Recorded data
++++++

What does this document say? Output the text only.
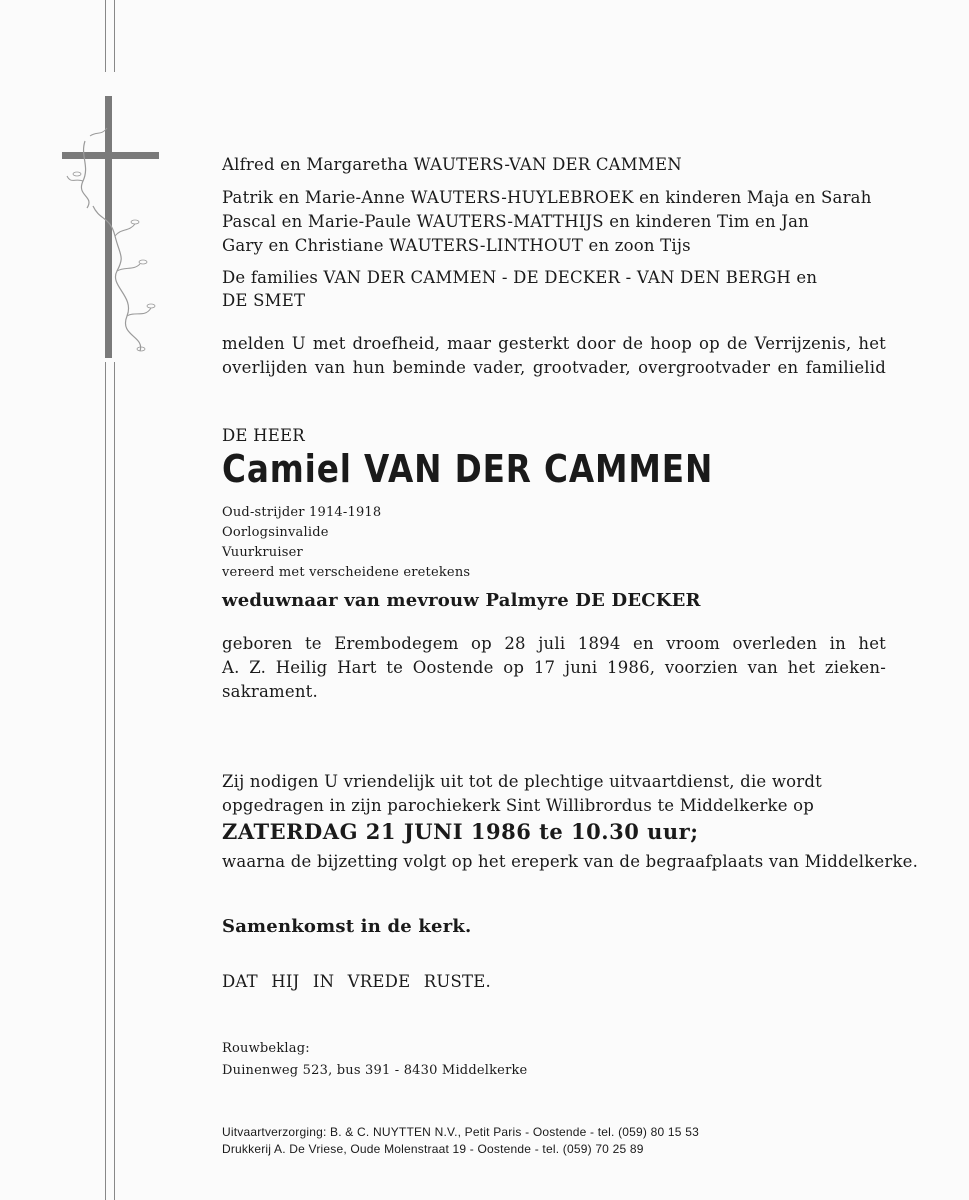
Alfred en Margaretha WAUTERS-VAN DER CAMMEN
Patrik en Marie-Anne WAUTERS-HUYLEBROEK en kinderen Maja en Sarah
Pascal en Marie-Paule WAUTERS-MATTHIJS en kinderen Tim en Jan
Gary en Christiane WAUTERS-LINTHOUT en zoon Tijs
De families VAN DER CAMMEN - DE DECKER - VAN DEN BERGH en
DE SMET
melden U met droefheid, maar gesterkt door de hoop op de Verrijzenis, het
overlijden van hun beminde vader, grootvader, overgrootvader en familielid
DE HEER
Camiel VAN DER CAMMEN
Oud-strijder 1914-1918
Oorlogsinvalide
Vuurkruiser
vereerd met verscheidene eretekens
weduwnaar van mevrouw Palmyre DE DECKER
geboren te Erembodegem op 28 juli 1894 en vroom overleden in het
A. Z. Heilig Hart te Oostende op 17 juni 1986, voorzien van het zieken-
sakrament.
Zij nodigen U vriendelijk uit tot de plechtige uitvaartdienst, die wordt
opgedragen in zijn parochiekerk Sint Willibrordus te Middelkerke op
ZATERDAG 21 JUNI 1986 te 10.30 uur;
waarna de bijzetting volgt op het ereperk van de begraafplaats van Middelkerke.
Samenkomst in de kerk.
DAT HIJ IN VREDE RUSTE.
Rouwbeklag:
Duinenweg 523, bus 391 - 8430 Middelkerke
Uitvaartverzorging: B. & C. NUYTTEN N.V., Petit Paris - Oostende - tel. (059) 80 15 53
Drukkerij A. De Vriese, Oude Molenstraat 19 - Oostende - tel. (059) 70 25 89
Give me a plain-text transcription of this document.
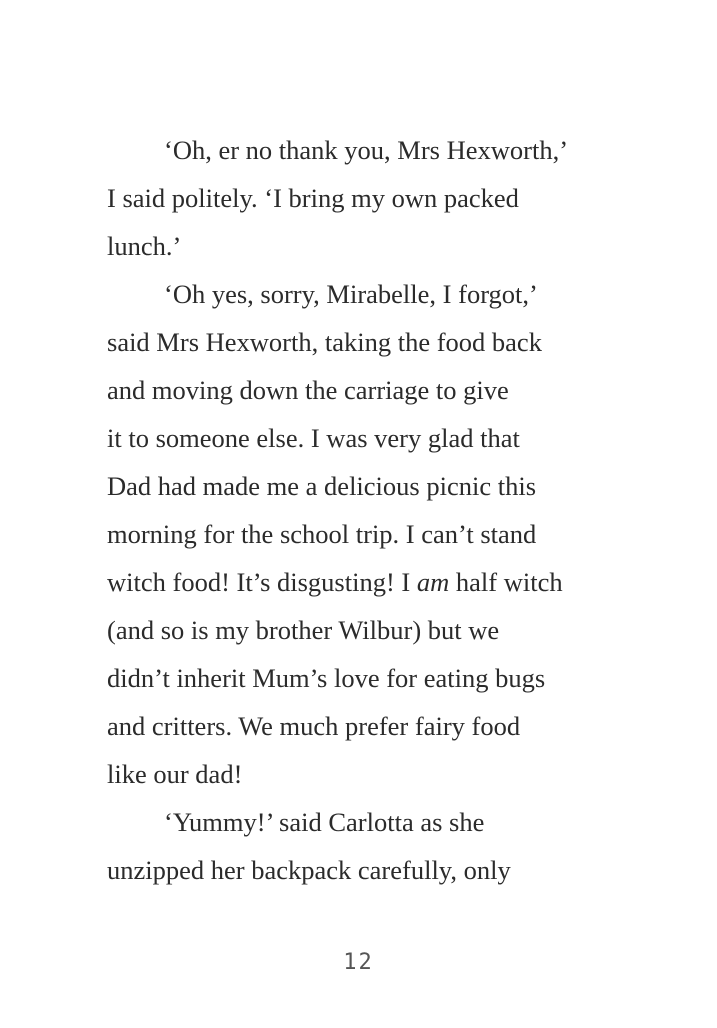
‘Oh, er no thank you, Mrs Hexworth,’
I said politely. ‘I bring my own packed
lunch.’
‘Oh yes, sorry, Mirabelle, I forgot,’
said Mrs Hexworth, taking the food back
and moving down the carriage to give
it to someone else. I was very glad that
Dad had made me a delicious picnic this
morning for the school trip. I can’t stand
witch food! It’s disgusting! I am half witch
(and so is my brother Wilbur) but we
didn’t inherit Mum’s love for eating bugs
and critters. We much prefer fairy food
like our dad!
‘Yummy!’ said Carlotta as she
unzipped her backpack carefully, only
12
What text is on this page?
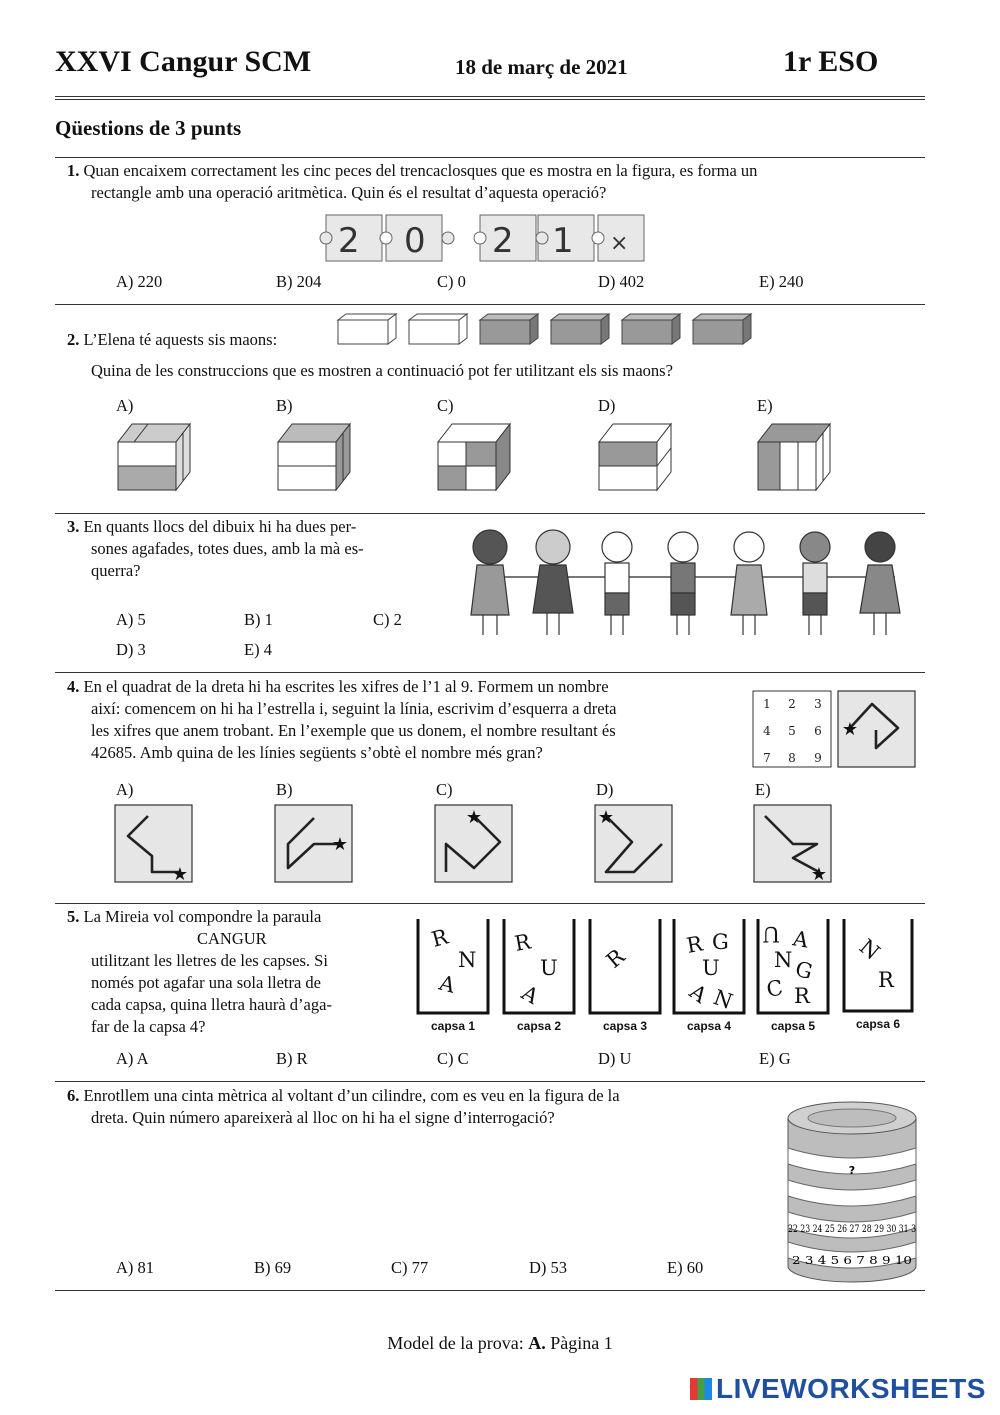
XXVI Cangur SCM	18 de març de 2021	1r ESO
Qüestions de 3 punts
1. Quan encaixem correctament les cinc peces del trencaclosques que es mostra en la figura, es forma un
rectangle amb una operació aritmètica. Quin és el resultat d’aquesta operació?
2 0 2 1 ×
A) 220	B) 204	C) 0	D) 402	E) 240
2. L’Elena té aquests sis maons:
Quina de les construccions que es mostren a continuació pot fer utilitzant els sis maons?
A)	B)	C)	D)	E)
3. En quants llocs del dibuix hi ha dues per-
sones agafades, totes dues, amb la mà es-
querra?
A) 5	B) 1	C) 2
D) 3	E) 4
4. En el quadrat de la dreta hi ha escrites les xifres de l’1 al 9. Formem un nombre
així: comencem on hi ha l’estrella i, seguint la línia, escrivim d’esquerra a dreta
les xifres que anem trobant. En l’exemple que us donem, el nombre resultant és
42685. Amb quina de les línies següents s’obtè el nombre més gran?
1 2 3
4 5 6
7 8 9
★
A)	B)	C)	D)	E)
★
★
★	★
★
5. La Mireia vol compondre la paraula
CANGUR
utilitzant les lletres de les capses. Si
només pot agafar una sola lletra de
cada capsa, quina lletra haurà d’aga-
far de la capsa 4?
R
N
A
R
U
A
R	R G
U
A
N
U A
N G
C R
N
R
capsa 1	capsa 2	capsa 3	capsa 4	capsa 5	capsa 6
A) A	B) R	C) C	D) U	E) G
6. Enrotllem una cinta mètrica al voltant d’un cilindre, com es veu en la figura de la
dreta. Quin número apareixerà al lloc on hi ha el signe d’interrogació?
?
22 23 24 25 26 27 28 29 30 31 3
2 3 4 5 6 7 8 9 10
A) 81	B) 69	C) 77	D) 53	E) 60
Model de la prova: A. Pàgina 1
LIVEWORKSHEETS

++++++

**Problem requirements**
Set each line of the records down exactly, leaving every picture out.

**Task response**
What does this document say? Output the text only.
Alfred en Margaretha WAUTERS-VAN DER CAMMEN
Patrik en Marie-Anne WAUTERS-HUYLEBROEK en kinderen Maja en Sarah
Pascal en Marie-Paule WAUTERS-MATTHIJS en kinderen Tim en Jan
Gary en Christiane WAUTERS-LINTHOUT en zoon Tijs
De families VAN DER CAMMEN - DE DECKER - VAN DEN BERGH en
DE SMET
melden U met droefheid, maar gesterkt door de hoop op de Verrijzenis, het
overlijden van hun beminde vader, grootvader, overgrootvader en familielid
DE HEER
Camiel VAN DER CAMMEN
Oud-strijder 1914-1918
Oorlogsinvalide
Vuurkruiser
vereerd met verscheidene eretekens
weduwnaar van mevrouw Palmyre DE DECKER
geboren te Erembodegem op 28 juli 1894 en vroom overleden in het
A. Z. Heilig Hart te Oostende op 17 juni 1986, voorzien van het zieken-
sakrament.
Zij nodigen U vriendelijk uit tot de plechtige uitvaartdienst, die wordt
opgedragen in zijn parochiekerk Sint Willibrordus te Middelkerke op
ZATERDAG 21 JUNI 1986 te 10.30 uur;
waarna de bijzetting volgt op het ereperk van de begraafplaats van Middelkerke.
Samenkomst in de kerk.
DAT HIJ IN VREDE RUSTE.
Rouwbeklag:
Duinenweg 523, bus 391 - 8430 Middelkerke
Uitvaartverzorging: B. & C. NUYTTEN N.V., Petit Paris - Oostende - tel. (059) 80 15 53
Drukkerij A. De Vriese, Oude Molenstraat 19 - Oostende - tel. (059) 70 25 89
Give me a plain-text transcription of this document.
‘Oh, er no thank you, Mrs Hexworth,’
I said politely. ‘I bring my own packed
lunch.’
‘Oh yes, sorry, Mirabelle, I forgot,’
said Mrs Hexworth, taking the food back
and moving down the carriage to give
it to someone else. I was very glad that
Dad had made me a delicious picnic this
morning for the school trip. I can’t stand
witch food! It’s disgusting! I am half witch
(and so is my brother Wilbur) but we
didn’t inherit Mum’s love for eating bugs
and critters. We much prefer fairy food
like our dad!
‘Yummy!’ said Carlotta as she
unzipped her backpack carefully, only
12
What text is on this page?
XXVI Cangur SCM	18 de març de 2021	1r ESO
Qüestions de 3 punts
1. Quan encaixem correctament les cinc peces del trencaclosques que es mostra en la figura, es forma un
rectangle amb una operació aritmètica. Quin és el resultat d’aquesta operació?
2 0 2 1 ×
A) 220	B) 204	C) 0	D) 402	E) 240
2. L’Elena té aquests sis maons:
Quina de les construccions que es mostren a continuació pot fer utilitzant els sis maons?
A)	B)	C)	D)	E)
3. En quants llocs del dibuix hi ha dues per-
sones agafades, totes dues, amb la mà es-
querra?
A) 5	B) 1	C) 2
D) 3	E) 4
4. En el quadrat de la dreta hi ha escrites les xifres de l’1 al 9. Formem un nombre
així: comencem on hi ha l’estrella i, seguint la línia, escrivim d’esquerra a dreta
les xifres que anem trobant. En l’exemple que us donem, el nombre resultant és
42685. Amb quina de les línies següents s’obtè el nombre més gran?
1 2 3
4 5 6
7 8 9
★
A)	B)	C)	D)	E)
★
★
★	★
★
5. La Mireia vol compondre la paraula
CANGUR
utilitzant les lletres de les capses. Si
només pot agafar una sola lletra de
cada capsa, quina lletra haurà d’aga-
far de la capsa 4?
R
N
A
R
U
A
R	R G
U
A
N
U A
N G
C R
N
R
capsa 1	capsa 2	capsa 3	capsa 4	capsa 5	capsa 6
A) A	B) R	C) C	D) U	E) G
6. Enrotllem una cinta mètrica al voltant d’un cilindre, com es veu en la figura de la
dreta. Quin número apareixerà al lloc on hi ha el signe d’interrogació?
?
22 23 24 25 26 27 28 29 30 31 3
2 3 4 5 6 7 8 9 10
A) 81	B) 69	C) 77	D) 53	E) 60
Model de la prova: A. Pàgina 1
LIVEWORKSHEETS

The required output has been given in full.